Exercise description:
For each line of the data below that holds "యగలర", copy the line.

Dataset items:
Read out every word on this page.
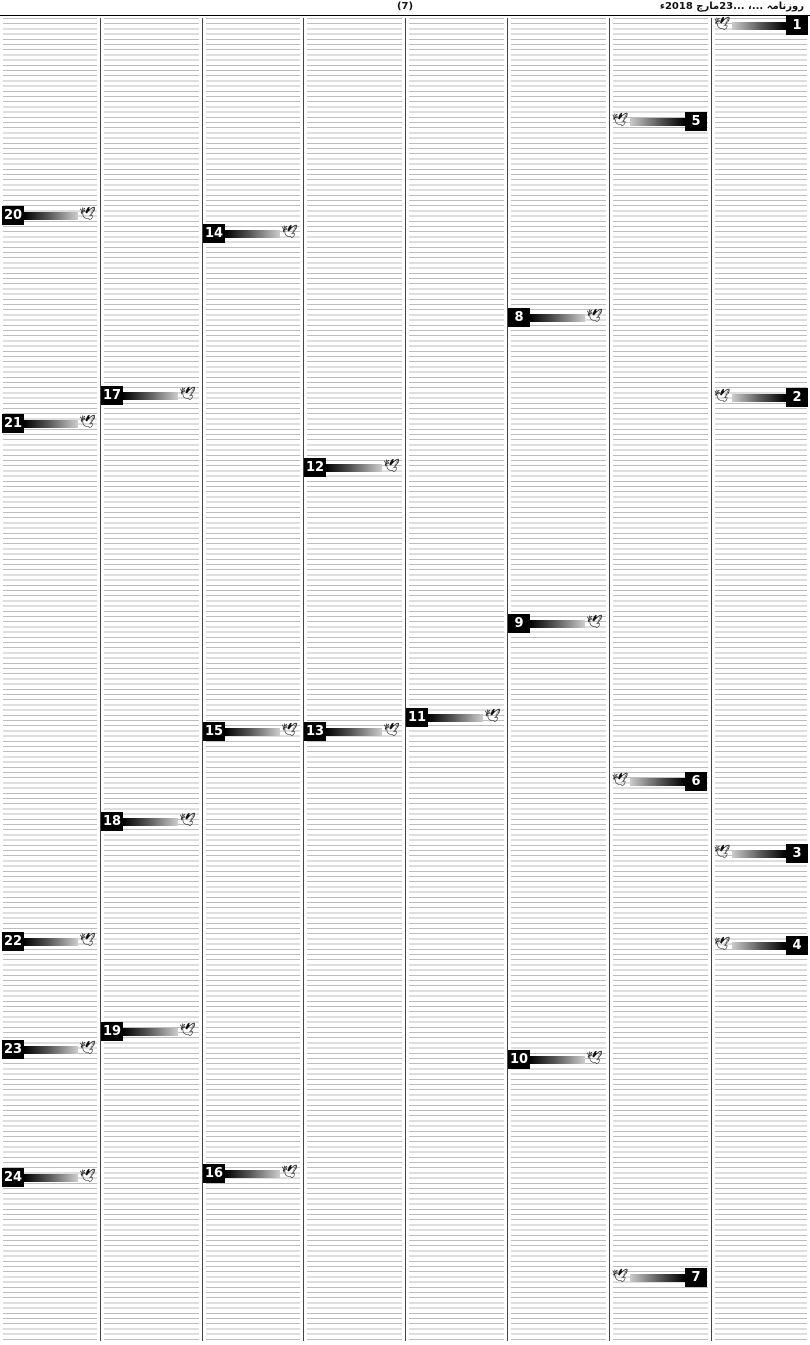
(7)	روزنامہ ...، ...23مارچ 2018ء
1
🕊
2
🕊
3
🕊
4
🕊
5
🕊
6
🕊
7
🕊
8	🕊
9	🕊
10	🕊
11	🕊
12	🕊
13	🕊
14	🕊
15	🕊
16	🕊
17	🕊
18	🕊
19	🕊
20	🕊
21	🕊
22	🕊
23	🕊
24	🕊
==
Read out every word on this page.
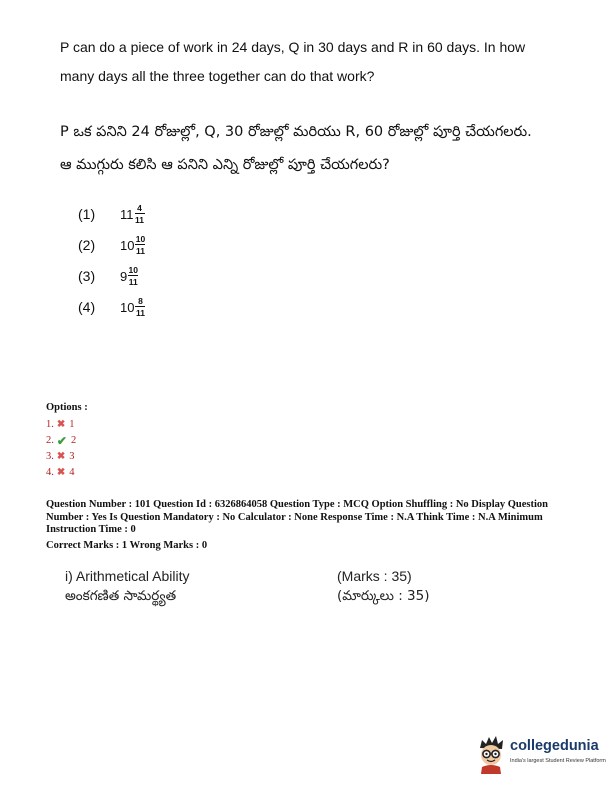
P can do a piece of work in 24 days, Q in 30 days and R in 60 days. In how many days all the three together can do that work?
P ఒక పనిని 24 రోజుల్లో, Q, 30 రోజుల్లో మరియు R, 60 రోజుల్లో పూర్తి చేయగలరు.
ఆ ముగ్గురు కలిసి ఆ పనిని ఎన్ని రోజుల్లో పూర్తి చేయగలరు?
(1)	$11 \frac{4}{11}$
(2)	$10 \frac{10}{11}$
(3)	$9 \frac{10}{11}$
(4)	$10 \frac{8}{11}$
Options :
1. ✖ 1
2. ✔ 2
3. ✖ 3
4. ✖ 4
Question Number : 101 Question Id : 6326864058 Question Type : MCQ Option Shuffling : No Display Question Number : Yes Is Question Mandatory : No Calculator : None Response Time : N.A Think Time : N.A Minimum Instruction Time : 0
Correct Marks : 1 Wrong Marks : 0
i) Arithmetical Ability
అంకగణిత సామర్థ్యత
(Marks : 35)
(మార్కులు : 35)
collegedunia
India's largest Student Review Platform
* * *
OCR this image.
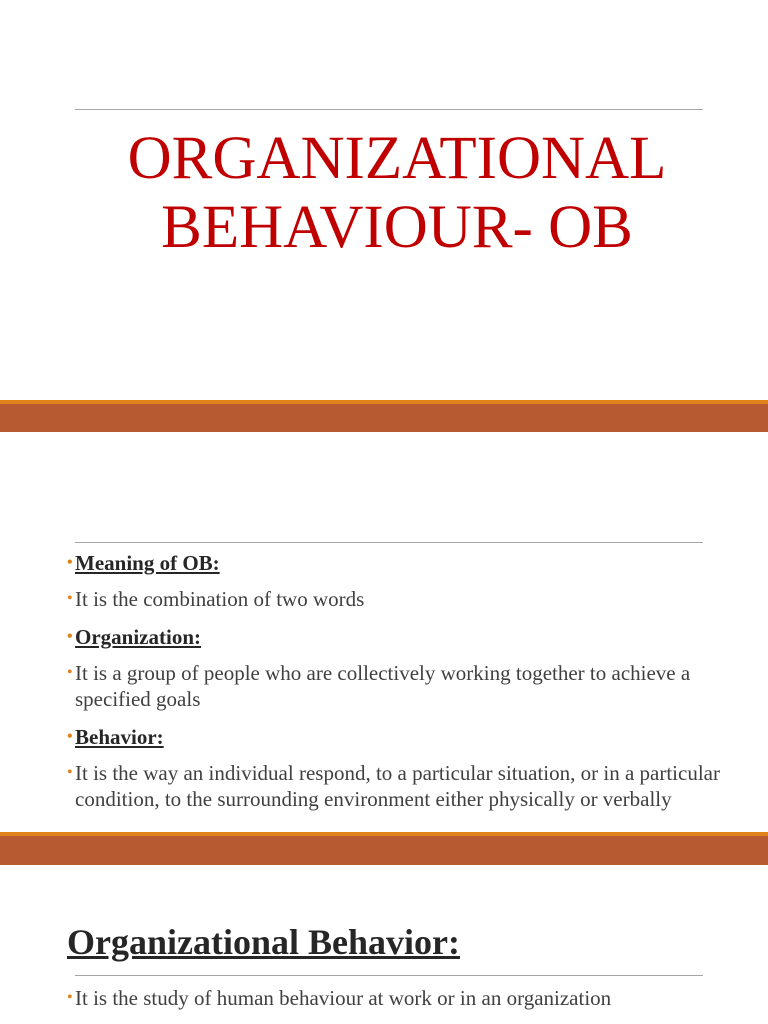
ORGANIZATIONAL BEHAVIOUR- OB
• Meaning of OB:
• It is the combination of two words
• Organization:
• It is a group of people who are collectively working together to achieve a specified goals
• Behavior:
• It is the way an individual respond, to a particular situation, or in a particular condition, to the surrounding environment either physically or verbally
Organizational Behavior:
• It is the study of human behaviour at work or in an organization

Written response:
P ఒక పనిని 24 రోజుల్లో, Q, 30 రోజుల్లో మరియు R, 60 రోజుల్లో పూర్తి చేయగలరు.
ఆ ముగ్గురు కలిసి ఆ పనిని ఎన్ని రోజుల్లో పూర్తి చేయగలరు?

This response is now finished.